◆ **Stored data**
........

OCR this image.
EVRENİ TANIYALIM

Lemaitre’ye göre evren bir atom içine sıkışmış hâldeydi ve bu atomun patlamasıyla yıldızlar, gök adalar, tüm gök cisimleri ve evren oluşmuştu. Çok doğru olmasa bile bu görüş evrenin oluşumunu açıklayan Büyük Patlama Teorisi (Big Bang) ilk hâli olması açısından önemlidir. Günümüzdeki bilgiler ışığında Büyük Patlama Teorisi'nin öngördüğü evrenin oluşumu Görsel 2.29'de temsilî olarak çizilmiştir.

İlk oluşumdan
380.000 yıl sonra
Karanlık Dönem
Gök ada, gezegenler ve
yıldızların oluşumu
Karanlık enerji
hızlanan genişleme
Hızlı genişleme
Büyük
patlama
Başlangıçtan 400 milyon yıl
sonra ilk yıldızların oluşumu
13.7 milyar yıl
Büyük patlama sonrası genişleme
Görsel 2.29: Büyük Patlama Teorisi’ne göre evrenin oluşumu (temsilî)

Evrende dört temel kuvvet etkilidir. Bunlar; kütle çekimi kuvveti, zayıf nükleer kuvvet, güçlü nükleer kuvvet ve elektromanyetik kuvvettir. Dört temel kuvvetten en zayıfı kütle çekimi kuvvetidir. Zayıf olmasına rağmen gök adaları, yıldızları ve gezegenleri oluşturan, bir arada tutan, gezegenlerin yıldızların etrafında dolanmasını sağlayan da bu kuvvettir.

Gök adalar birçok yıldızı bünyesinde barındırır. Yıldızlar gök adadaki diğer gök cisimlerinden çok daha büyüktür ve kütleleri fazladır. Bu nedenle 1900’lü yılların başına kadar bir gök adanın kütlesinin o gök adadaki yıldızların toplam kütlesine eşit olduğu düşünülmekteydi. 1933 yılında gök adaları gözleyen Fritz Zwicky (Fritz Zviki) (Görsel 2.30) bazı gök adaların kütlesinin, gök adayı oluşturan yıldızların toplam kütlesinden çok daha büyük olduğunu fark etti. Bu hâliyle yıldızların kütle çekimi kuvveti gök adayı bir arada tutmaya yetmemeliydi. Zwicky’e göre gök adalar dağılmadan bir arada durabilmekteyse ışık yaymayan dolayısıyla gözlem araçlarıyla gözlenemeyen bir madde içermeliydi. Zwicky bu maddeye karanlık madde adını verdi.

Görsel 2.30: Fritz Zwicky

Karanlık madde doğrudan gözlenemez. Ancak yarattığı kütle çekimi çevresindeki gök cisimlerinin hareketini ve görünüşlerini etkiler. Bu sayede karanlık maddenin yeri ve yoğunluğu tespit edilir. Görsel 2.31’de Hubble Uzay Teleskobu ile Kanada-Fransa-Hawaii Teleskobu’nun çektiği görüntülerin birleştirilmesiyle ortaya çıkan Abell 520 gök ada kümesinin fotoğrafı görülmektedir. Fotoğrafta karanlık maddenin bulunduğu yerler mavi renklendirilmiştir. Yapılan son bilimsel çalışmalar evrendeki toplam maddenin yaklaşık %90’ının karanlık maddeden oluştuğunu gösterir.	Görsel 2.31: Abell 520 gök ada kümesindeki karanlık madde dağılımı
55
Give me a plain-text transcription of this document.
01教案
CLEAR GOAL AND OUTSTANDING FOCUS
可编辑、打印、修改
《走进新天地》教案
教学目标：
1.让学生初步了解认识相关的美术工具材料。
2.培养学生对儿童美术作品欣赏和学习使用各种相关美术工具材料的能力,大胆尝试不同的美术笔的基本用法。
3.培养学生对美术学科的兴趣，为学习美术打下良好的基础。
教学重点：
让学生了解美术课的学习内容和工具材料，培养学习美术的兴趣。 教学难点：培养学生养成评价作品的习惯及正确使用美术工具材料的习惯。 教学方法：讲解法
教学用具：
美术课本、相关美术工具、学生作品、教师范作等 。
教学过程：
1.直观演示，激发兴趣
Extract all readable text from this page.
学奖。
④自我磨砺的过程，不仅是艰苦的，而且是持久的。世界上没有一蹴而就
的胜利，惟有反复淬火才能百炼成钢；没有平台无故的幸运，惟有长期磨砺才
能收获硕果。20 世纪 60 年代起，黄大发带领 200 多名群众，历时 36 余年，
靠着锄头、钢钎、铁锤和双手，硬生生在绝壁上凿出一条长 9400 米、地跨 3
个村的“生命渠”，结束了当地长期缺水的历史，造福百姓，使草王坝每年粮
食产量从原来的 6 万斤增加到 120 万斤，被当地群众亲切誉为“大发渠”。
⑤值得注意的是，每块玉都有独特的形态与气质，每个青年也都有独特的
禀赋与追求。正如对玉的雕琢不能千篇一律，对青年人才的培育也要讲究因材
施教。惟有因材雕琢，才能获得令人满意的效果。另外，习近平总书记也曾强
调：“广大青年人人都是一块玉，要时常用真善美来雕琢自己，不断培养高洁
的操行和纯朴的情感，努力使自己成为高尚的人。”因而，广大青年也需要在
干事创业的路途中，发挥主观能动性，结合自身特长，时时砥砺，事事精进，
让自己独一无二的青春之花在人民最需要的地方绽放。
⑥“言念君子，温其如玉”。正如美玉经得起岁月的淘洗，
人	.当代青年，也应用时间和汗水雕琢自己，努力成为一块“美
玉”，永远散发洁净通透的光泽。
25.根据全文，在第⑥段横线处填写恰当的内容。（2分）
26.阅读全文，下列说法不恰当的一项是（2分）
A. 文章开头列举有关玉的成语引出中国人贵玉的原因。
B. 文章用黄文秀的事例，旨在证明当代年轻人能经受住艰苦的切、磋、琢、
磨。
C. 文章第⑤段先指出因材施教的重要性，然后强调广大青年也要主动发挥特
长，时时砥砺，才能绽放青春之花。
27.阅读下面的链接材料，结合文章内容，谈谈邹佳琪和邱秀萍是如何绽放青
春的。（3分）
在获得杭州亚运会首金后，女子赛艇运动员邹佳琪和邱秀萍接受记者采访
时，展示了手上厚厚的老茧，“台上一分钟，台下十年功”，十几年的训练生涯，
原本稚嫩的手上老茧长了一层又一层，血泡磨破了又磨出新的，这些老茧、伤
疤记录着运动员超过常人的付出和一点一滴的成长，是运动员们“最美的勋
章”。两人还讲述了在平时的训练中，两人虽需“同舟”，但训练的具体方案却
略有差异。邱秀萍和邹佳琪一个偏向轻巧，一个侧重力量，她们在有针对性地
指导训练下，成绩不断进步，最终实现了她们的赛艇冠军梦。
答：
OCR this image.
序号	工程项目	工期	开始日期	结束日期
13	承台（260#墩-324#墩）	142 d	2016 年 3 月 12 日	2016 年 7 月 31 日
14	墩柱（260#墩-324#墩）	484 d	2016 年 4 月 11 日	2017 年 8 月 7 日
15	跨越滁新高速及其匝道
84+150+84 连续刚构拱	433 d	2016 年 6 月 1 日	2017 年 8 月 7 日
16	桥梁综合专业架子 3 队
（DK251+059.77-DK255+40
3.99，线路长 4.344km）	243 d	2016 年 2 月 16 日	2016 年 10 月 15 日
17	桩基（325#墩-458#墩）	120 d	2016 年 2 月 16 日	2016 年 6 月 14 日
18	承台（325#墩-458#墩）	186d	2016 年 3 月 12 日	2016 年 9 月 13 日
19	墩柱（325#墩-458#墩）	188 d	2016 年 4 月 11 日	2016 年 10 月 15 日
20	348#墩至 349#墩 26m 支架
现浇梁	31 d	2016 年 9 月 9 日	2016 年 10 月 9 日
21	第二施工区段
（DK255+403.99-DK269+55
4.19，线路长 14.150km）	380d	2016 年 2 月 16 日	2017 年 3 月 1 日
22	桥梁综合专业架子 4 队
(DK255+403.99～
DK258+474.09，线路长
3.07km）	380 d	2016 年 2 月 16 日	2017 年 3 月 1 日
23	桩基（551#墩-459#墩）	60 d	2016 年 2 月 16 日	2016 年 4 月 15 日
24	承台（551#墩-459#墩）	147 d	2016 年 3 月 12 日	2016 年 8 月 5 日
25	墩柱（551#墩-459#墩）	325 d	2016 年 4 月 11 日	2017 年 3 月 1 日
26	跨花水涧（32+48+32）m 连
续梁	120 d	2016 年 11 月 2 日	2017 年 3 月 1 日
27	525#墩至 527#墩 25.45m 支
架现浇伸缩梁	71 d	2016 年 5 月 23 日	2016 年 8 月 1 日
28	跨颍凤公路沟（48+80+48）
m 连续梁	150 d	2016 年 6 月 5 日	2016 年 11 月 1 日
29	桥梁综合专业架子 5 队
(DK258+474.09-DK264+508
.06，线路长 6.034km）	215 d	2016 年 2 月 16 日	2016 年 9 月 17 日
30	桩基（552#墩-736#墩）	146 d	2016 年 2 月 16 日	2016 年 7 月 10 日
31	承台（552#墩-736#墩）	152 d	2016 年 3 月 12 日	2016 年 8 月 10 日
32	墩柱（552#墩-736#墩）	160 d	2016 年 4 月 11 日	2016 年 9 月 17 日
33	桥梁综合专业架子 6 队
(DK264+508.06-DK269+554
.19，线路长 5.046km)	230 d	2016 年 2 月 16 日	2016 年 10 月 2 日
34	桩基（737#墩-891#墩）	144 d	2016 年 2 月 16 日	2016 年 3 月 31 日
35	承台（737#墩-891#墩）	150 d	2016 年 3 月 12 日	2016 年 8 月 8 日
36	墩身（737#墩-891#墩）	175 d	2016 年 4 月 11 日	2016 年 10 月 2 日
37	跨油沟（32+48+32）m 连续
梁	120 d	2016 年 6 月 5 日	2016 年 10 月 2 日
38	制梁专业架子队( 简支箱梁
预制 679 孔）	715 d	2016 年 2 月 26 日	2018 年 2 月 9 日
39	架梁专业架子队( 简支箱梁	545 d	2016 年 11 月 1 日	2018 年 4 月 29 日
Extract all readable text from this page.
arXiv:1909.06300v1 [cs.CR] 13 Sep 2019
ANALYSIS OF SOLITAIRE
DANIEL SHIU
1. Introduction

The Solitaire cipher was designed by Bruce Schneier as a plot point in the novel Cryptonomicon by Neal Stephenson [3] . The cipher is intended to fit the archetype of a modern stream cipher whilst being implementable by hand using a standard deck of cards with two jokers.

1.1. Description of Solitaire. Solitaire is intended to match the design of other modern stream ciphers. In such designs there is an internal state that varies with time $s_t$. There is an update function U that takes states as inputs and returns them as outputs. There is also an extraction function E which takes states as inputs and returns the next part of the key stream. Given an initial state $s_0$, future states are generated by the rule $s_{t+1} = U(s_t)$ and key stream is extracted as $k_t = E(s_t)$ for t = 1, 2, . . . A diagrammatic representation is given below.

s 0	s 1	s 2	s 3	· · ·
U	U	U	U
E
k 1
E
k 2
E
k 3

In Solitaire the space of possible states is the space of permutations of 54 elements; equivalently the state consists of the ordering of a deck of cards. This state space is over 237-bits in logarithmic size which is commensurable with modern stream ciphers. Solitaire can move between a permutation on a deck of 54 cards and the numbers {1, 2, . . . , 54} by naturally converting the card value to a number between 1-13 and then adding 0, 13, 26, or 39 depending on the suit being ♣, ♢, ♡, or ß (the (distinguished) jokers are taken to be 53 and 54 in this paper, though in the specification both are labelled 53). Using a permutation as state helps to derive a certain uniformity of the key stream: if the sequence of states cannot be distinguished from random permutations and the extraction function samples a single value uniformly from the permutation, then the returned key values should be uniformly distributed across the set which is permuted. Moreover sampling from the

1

........

◆ **Aim**
Identify the lines in the records above that contain the word "Teorisi", then state how many there are and nothing more.

◆ **Finished task**
2